(Dataset entries)
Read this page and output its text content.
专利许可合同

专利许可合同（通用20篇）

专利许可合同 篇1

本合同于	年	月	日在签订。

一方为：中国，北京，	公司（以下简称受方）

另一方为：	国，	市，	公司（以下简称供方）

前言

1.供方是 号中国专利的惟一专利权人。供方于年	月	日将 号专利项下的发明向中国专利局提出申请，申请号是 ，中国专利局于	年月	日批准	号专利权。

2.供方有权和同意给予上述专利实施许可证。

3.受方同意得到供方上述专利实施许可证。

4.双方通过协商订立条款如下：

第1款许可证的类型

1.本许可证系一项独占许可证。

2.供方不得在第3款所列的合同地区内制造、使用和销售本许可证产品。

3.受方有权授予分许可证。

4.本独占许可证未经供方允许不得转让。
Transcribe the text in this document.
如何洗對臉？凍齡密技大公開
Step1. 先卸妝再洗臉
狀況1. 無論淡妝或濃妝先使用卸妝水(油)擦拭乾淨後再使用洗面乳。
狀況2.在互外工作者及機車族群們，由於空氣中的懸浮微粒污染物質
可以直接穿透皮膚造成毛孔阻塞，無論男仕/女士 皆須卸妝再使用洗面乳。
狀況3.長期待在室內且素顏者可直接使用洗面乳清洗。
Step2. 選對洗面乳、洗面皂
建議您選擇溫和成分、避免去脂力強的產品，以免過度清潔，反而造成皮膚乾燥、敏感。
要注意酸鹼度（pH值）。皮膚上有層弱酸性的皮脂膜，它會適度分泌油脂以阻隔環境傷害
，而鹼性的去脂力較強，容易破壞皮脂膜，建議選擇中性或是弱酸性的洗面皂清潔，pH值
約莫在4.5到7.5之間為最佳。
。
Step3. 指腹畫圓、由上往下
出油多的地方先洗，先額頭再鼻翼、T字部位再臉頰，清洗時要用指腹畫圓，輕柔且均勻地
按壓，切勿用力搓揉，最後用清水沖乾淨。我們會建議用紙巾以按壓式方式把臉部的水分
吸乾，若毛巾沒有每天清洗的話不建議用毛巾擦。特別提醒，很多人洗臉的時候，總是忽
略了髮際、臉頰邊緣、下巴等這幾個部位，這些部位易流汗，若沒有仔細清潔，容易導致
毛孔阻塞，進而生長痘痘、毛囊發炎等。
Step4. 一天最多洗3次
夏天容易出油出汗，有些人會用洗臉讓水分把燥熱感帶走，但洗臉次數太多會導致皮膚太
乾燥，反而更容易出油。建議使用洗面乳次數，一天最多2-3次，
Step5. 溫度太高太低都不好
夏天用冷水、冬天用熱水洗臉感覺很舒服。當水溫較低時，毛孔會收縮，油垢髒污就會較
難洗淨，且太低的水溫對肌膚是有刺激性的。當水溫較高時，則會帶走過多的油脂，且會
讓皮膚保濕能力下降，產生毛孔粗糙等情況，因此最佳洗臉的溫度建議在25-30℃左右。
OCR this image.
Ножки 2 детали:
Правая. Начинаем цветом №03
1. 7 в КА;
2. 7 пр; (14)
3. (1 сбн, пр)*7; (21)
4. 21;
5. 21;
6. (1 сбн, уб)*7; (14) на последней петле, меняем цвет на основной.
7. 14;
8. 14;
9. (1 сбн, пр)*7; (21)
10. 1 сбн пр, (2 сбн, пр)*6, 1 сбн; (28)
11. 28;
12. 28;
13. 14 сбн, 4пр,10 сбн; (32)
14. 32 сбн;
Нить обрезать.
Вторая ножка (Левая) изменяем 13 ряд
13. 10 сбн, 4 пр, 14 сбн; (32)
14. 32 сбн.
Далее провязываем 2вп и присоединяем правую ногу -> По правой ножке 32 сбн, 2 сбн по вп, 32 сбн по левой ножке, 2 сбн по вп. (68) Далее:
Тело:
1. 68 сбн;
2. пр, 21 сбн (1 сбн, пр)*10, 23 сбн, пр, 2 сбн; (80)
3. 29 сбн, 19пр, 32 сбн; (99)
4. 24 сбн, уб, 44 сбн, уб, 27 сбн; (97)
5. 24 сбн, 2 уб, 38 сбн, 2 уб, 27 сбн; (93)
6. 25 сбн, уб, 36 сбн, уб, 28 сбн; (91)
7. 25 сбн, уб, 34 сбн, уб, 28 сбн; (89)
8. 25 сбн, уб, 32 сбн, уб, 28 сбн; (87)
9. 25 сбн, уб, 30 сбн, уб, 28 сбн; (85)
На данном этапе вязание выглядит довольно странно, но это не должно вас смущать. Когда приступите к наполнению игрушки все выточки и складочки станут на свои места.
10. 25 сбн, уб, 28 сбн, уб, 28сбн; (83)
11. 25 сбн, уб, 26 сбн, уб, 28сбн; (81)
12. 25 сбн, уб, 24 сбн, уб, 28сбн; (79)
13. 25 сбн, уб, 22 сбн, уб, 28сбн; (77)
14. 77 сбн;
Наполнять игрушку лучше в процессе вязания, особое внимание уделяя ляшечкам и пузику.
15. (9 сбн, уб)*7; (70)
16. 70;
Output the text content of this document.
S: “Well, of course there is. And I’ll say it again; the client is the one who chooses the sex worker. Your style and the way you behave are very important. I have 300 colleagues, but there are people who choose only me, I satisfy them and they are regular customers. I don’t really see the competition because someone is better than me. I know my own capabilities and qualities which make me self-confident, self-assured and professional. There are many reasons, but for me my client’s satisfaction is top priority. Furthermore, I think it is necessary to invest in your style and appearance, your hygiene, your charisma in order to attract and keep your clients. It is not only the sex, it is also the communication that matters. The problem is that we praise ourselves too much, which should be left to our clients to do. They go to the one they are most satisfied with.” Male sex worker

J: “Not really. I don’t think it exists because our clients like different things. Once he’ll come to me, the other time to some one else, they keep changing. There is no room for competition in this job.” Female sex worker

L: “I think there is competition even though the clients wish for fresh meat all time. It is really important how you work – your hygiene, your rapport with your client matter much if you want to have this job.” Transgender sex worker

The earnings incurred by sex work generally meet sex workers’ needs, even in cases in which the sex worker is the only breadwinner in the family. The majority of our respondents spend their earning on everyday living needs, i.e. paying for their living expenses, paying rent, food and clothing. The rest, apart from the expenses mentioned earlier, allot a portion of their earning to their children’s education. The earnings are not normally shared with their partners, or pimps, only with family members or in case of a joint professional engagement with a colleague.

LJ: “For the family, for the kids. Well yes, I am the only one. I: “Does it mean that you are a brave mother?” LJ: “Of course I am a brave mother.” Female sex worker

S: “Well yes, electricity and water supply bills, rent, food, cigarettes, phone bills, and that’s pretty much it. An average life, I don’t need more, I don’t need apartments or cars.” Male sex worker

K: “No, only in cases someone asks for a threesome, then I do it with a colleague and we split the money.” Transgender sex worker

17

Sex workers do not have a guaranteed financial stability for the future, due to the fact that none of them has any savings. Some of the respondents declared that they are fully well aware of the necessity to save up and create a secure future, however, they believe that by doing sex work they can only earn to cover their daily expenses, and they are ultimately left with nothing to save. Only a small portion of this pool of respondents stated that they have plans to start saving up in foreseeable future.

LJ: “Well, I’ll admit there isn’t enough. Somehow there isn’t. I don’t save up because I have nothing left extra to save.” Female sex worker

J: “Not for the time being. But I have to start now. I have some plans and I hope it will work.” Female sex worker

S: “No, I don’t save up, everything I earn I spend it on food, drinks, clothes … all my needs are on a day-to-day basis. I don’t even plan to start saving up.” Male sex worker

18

### What is being asked
Copy out all of the records shown above exactly.

### Output
Read this page and output its text content.
专利许可合同

专利许可合同（通用20篇）

专利许可合同 篇1

本合同于	年	月	日在签订。

一方为：中国，北京，	公司（以下简称受方）

另一方为：	国，	市，	公司（以下简称供方）

前言

1.供方是 号中国专利的惟一专利权人。供方于年	月	日将 号专利项下的发明向中国专利局提出申请，申请号是 ，中国专利局于	年月	日批准	号专利权。

2.供方有权和同意给予上述专利实施许可证。

3.受方同意得到供方上述专利实施许可证。

4.双方通过协商订立条款如下：

第1款许可证的类型

1.本许可证系一项独占许可证。

2.供方不得在第3款所列的合同地区内制造、使用和销售本许可证产品。

3.受方有权授予分许可证。

4.本独占许可证未经供方允许不得转让。
Transcribe the text in this document.
如何洗對臉？凍齡密技大公開
Step1. 先卸妝再洗臉
狀況1. 無論淡妝或濃妝先使用卸妝水(油)擦拭乾淨後再使用洗面乳。
狀況2.在互外工作者及機車族群們，由於空氣中的懸浮微粒污染物質
可以直接穿透皮膚造成毛孔阻塞，無論男仕/女士 皆須卸妝再使用洗面乳。
狀況3.長期待在室內且素顏者可直接使用洗面乳清洗。
Step2. 選對洗面乳、洗面皂
建議您選擇溫和成分、避免去脂力強的產品，以免過度清潔，反而造成皮膚乾燥、敏感。
要注意酸鹼度（pH值）。皮膚上有層弱酸性的皮脂膜，它會適度分泌油脂以阻隔環境傷害
，而鹼性的去脂力較強，容易破壞皮脂膜，建議選擇中性或是弱酸性的洗面皂清潔，pH值
約莫在4.5到7.5之間為最佳。
。
Step3. 指腹畫圓、由上往下
出油多的地方先洗，先額頭再鼻翼、T字部位再臉頰，清洗時要用指腹畫圓，輕柔且均勻地
按壓，切勿用力搓揉，最後用清水沖乾淨。我們會建議用紙巾以按壓式方式把臉部的水分
吸乾，若毛巾沒有每天清洗的話不建議用毛巾擦。特別提醒，很多人洗臉的時候，總是忽
略了髮際、臉頰邊緣、下巴等這幾個部位，這些部位易流汗，若沒有仔細清潔，容易導致
毛孔阻塞，進而生長痘痘、毛囊發炎等。
Step4. 一天最多洗3次
夏天容易出油出汗，有些人會用洗臉讓水分把燥熱感帶走，但洗臉次數太多會導致皮膚太
乾燥，反而更容易出油。建議使用洗面乳次數，一天最多2-3次，
Step5. 溫度太高太低都不好
夏天用冷水、冬天用熱水洗臉感覺很舒服。當水溫較低時，毛孔會收縮，油垢髒污就會較
難洗淨，且太低的水溫對肌膚是有刺激性的。當水溫較高時，則會帶走過多的油脂，且會
讓皮膚保濕能力下降，產生毛孔粗糙等情況，因此最佳洗臉的溫度建議在25-30℃左右。
OCR this image.
Ножки 2 детали:
Правая. Начинаем цветом №03
1. 7 в КА;
2. 7 пр; (14)
3. (1 сбн, пр)*7; (21)
4. 21;
5. 21;
6. (1 сбн, уб)*7; (14) на последней петле, меняем цвет на основной.
7. 14;
8. 14;
9. (1 сбн, пр)*7; (21)
10. 1 сбн пр, (2 сбн, пр)*6, 1 сбн; (28)
11. 28;
12. 28;
13. 14 сбн, 4пр,10 сбн; (32)
14. 32 сбн;
Нить обрезать.
Вторая ножка (Левая) изменяем 13 ряд
13. 10 сбн, 4 пр, 14 сбн; (32)
14. 32 сбн.
Далее провязываем 2вп и присоединяем правую ногу -> По правой ножке 32 сбн, 2 сбн по вп, 32 сбн по левой ножке, 2 сбн по вп. (68) Далее:
Тело:
1. 68 сбн;
2. пр, 21 сбн (1 сбн, пр)*10, 23 сбн, пр, 2 сбн; (80)
3. 29 сбн, 19пр, 32 сбн; (99)
4. 24 сбн, уб, 44 сбн, уб, 27 сбн; (97)
5. 24 сбн, 2 уб, 38 сбн, 2 уб, 27 сбн; (93)
6. 25 сбн, уб, 36 сбн, уб, 28 сбн; (91)
7. 25 сбн, уб, 34 сбн, уб, 28 сбн; (89)
8. 25 сбн, уб, 32 сбн, уб, 28 сбн; (87)
9. 25 сбн, уб, 30 сбн, уб, 28 сбн; (85)
На данном этапе вязание выглядит довольно странно, но это не должно вас смущать. Когда приступите к наполнению игрушки все выточки и складочки станут на свои места.
10. 25 сбн, уб, 28 сбн, уб, 28сбн; (83)
11. 25 сбн, уб, 26 сбн, уб, 28сбн; (81)
12. 25 сбн, уб, 24 сбн, уб, 28сбн; (79)
13. 25 сбн, уб, 22 сбн, уб, 28сбн; (77)
14. 77 сбн;
Наполнять игрушку лучше в процессе вязания, особое внимание уделяя ляшечкам и пузику.
15. (9 сбн, уб)*7; (70)
16. 70;
Output the text content of this document.
S: “Well, of course there is. And I’ll say it again; the client is the one who chooses the sex worker. Your style and the way you behave are very important. I have 300 colleagues, but there are people who choose only me, I satisfy them and they are regular customers. I don’t really see the competition because someone is better than me. I know my own capabilities and qualities which make me self-confident, self-assured and professional. There are many reasons, but for me my client’s satisfaction is top priority. Furthermore, I think it is necessary to invest in your style and appearance, your hygiene, your charisma in order to attract and keep your clients. It is not only the sex, it is also the communication that matters. The problem is that we praise ourselves too much, which should be left to our clients to do. They go to the one they are most satisfied with.” Male sex worker

J: “Not really. I don’t think it exists because our clients like different things. Once he’ll come to me, the other time to some one else, they keep changing. There is no room for competition in this job.” Female sex worker

L: “I think there is competition even though the clients wish for fresh meat all time. It is really important how you work – your hygiene, your rapport with your client matter much if you want to have this job.” Transgender sex worker

The earnings incurred by sex work generally meet sex workers’ needs, even in cases in which the sex worker is the only breadwinner in the family. The majority of our respondents spend their earning on everyday living needs, i.e. paying for their living expenses, paying rent, food and clothing. The rest, apart from the expenses mentioned earlier, allot a portion of their earning to their children’s education. The earnings are not normally shared with their partners, or pimps, only with family members or in case of a joint professional engagement with a colleague.

LJ: “For the family, for the kids. Well yes, I am the only one. I: “Does it mean that you are a brave mother?” LJ: “Of course I am a brave mother.” Female sex worker

S: “Well yes, electricity and water supply bills, rent, food, cigarettes, phone bills, and that’s pretty much it. An average life, I don’t need more, I don’t need apartments or cars.” Male sex worker

K: “No, only in cases someone asks for a threesome, then I do it with a colleague and we split the money.” Transgender sex worker

17

Sex workers do not have a guaranteed financial stability for the future, due to the fact that none of them has any savings. Some of the respondents declared that they are fully well aware of the necessity to save up and create a secure future, however, they believe that by doing sex work they can only earn to cover their daily expenses, and they are ultimately left with nothing to save. Only a small portion of this pool of respondents stated that they have plans to start saving up in foreseeable future.

LJ: “Well, I’ll admit there isn’t enough. Somehow there isn’t. I don’t save up because I have nothing left extra to save.” Female sex worker

J: “Not for the time being. But I have to start now. I have some plans and I hope it will work.” Female sex worker

S: “No, I don’t save up, everything I earn I spend it on food, drinks, clothes … all my needs are on a day-to-day basis. I don’t even plan to start saving up.” Male sex worker

18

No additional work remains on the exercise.